# TO BE DONE
Give back the whole listing exactly as shown.

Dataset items
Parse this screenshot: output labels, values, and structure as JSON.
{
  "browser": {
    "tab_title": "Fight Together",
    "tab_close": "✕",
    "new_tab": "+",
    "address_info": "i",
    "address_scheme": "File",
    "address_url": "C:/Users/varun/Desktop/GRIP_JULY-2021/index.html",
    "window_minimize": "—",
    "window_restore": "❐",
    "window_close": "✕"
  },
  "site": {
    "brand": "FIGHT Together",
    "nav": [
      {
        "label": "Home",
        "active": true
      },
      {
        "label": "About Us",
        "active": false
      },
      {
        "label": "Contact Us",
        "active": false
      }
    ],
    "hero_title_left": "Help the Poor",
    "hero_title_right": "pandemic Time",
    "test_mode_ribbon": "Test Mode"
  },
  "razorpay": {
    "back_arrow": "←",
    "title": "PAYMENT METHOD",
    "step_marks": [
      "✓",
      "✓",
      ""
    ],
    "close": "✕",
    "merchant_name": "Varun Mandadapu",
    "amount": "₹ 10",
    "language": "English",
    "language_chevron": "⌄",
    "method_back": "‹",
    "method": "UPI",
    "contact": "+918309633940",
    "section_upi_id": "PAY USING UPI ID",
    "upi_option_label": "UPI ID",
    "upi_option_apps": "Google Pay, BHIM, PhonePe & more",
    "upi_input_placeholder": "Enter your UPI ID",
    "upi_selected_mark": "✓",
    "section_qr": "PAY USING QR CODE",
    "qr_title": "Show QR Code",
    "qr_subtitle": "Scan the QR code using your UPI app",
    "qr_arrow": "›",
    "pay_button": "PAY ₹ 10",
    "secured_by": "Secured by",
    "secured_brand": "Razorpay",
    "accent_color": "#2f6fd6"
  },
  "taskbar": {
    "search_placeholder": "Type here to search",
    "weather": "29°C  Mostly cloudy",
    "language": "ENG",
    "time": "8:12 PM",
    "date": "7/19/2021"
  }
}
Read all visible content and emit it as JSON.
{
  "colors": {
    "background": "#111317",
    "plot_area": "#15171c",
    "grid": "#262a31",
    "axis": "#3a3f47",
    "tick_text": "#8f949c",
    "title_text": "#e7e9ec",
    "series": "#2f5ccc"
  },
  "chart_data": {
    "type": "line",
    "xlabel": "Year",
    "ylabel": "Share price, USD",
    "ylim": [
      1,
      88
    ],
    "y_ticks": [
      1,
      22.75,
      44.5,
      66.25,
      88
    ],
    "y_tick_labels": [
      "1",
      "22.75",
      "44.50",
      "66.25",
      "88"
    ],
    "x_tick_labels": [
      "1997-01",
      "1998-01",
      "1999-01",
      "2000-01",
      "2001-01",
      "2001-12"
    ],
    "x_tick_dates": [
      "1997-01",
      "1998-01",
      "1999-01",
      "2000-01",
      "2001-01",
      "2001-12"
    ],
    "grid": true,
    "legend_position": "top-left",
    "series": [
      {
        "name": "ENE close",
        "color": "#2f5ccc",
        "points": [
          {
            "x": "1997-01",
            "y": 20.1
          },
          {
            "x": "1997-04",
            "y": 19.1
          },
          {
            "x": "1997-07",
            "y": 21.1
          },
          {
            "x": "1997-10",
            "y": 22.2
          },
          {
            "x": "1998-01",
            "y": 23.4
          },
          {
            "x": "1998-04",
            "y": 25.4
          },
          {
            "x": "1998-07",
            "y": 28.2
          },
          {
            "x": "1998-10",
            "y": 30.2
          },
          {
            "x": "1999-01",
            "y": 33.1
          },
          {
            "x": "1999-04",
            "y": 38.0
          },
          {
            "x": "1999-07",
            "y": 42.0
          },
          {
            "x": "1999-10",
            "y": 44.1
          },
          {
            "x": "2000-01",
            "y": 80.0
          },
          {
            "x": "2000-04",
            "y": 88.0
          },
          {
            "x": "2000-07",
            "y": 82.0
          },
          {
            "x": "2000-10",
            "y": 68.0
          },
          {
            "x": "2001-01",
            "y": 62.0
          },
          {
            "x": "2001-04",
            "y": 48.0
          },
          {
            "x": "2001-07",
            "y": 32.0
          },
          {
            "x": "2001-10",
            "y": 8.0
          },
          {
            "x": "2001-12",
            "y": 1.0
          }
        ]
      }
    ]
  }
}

# OUTPUT OF THE EXERCISE
Parse this screenshot: output labels, values, and structure as JSON.
{
  "browser": {
    "tab_title": "Fight Together",
    "tab_close": "✕",
    "new_tab": "+",
    "address_info": "i",
    "address_scheme": "File",
    "address_url": "C:/Users/varun/Desktop/GRIP_JULY-2021/index.html",
    "window_minimize": "—",
    "window_restore": "❐",
    "window_close": "✕"
  },
  "site": {
    "brand": "FIGHT Together",
    "nav": [
      {
        "label": "Home",
        "active": true
      },
      {
        "label": "About Us",
        "active": false
      },
      {
        "label": "Contact Us",
        "active": false
      }
    ],
    "hero_title_left": "Help the Poor",
    "hero_title_right": "pandemic Time",
    "test_mode_ribbon": "Test Mode"
  },
  "razorpay": {
    "back_arrow": "←",
    "title": "PAYMENT METHOD",
    "step_marks": [
      "✓",
      "✓",
      ""
    ],
    "close": "✕",
    "merchant_name": "Varun Mandadapu",
    "amount": "₹ 10",
    "language": "English",
    "language_chevron": "⌄",
    "method_back": "‹",
    "method": "UPI",
    "contact": "+918309633940",
    "section_upi_id": "PAY USING UPI ID",
    "upi_option_label": "UPI ID",
    "upi_option_apps": "Google Pay, BHIM, PhonePe & more",
    "upi_input_placeholder": "Enter your UPI ID",
    "upi_selected_mark": "✓",
    "section_qr": "PAY USING QR CODE",
    "qr_title": "Show QR Code",
    "qr_subtitle": "Scan the QR code using your UPI app",
    "qr_arrow": "›",
    "pay_button": "PAY ₹ 10",
    "secured_by": "Secured by",
    "secured_brand": "Razorpay",
    "accent_color": "#2f6fd6"
  },
  "taskbar": {
    "search_placeholder": "Type here to search",
    "weather": "29°C  Mostly cloudy",
    "language": "ENG",
    "time": "8:12 PM",
    "date": "7/19/2021"
  }
}
Read all visible content and emit it as JSON.
{
  "colors": {
    "background": "#111317",
    "plot_area": "#15171c",
    "grid": "#262a31",
    "axis": "#3a3f47",
    "tick_text": "#8f949c",
    "title_text": "#e7e9ec",
    "series": "#2f5ccc"
  },
  "chart_data": {
    "type": "line",
    "xlabel": "Year",
    "ylabel": "Share price, USD",
    "ylim": [
      1,
      88
    ],
    "y_ticks": [
      1,
      22.75,
      44.5,
      66.25,
      88
    ],
    "y_tick_labels": [
      "1",
      "22.75",
      "44.50",
      "66.25",
      "88"
    ],
    "x_tick_labels": [
      "1997-01",
      "1998-01",
      "1999-01",
      "2000-01",
      "2001-01",
      "2001-12"
    ],
    "x_tick_dates": [
      "1997-01",
      "1998-01",
      "1999-01",
      "2000-01",
      "2001-01",
      "2001-12"
    ],
    "grid": true,
    "legend_position": "top-left",
    "series": [
      {
        "name": "ENE close",
        "color": "#2f5ccc",
        "points": [
          {
            "x": "1997-01",
            "y": 20.1
          },
          {
            "x": "1997-04",
            "y": 19.1
          },
          {
            "x": "1997-07",
            "y": 21.1
          },
          {
            "x": "1997-10",
            "y": 22.2
          },
          {
            "x": "1998-01",
            "y": 23.4
          },
          {
            "x": "1998-04",
            "y": 25.4
          },
          {
            "x": "1998-07",
            "y": 28.2
          },
          {
            "x": "1998-10",
            "y": 30.2
          },
          {
            "x": "1999-01",
            "y": 33.1
          },
          {
            "x": "1999-04",
            "y": 38.0
          },
          {
            "x": "1999-07",
            "y": 42.0
          },
          {
            "x": "1999-10",
            "y": 44.1
          },
          {
            "x": "2000-01",
            "y": 80.0
          },
          {
            "x": "2000-04",
            "y": 88.0
          },
          {
            "x": "2000-07",
            "y": 82.0
          },
          {
            "x": "2000-10",
            "y": 68.0
          },
          {
            "x": "2001-01",
            "y": 62.0
          },
          {
            "x": "2001-04",
            "y": 48.0
          },
          {
            "x": "2001-07",
            "y": 32.0
          },
          {
            "x": "2001-10",
            "y": 8.0
          },
          {
            "x": "2001-12",
            "y": 1.0
          }
        ]
      }
    ]
  }
}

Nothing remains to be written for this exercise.